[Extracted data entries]

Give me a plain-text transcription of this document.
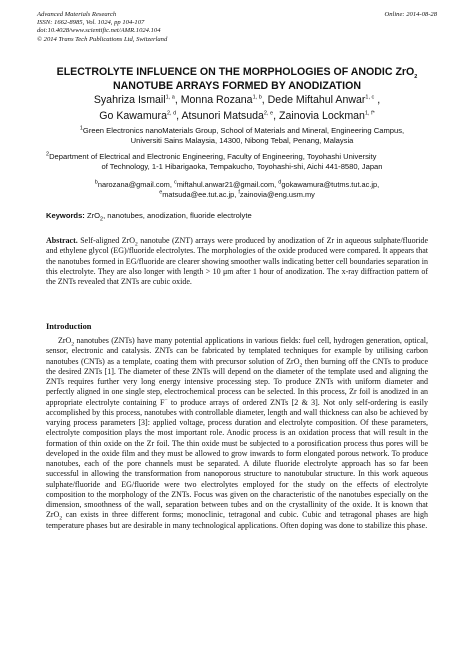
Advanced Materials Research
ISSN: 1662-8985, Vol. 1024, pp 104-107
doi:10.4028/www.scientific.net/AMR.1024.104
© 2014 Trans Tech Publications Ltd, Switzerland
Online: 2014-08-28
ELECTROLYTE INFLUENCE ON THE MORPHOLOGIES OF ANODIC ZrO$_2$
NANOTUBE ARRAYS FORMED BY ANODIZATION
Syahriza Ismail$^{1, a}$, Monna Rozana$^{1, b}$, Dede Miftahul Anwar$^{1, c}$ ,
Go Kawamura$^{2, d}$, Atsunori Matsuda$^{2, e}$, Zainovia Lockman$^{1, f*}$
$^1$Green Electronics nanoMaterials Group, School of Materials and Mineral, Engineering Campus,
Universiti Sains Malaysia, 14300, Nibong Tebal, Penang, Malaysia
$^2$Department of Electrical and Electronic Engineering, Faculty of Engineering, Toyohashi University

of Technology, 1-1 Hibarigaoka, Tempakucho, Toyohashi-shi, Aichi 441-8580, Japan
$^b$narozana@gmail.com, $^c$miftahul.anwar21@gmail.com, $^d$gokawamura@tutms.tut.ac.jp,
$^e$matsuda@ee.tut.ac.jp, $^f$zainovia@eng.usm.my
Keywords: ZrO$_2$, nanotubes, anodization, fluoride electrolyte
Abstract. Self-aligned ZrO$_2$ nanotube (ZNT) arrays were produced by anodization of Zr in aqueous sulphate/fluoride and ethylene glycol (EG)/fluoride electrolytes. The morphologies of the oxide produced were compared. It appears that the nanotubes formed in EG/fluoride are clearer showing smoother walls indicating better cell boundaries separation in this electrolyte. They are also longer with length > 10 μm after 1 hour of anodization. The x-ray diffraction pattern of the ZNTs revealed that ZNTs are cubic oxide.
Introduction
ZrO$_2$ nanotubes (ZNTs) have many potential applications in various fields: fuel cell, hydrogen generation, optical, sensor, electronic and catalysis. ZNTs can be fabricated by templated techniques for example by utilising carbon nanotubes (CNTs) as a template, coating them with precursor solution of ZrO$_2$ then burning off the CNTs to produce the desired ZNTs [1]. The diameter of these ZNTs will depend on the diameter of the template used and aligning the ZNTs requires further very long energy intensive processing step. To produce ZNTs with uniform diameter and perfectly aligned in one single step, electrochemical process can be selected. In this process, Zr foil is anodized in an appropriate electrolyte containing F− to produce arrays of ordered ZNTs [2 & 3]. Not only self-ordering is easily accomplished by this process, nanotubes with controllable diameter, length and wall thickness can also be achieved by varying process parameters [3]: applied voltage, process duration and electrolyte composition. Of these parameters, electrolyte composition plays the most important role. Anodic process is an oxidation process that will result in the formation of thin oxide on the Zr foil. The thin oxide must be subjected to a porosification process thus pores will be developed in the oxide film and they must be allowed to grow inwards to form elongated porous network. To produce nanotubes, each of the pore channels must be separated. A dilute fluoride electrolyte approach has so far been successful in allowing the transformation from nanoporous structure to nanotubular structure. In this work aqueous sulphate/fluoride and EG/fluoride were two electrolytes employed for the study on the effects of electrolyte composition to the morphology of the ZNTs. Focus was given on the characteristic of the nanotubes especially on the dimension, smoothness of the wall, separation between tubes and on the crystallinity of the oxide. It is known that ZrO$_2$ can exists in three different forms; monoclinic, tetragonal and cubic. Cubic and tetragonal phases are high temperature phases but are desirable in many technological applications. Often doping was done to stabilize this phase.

◆ GIVEN EXERCISE
All lines above containing the string "Engineering" are to be collected.

◆ SOLUTION BELOW
$^1$Green Electronics nanoMaterials Group, School of Materials and Mineral, Engineering Campus,
$^2$Department of Electrical and Electronic Engineering, Faculty of Engineering, Toyohashi University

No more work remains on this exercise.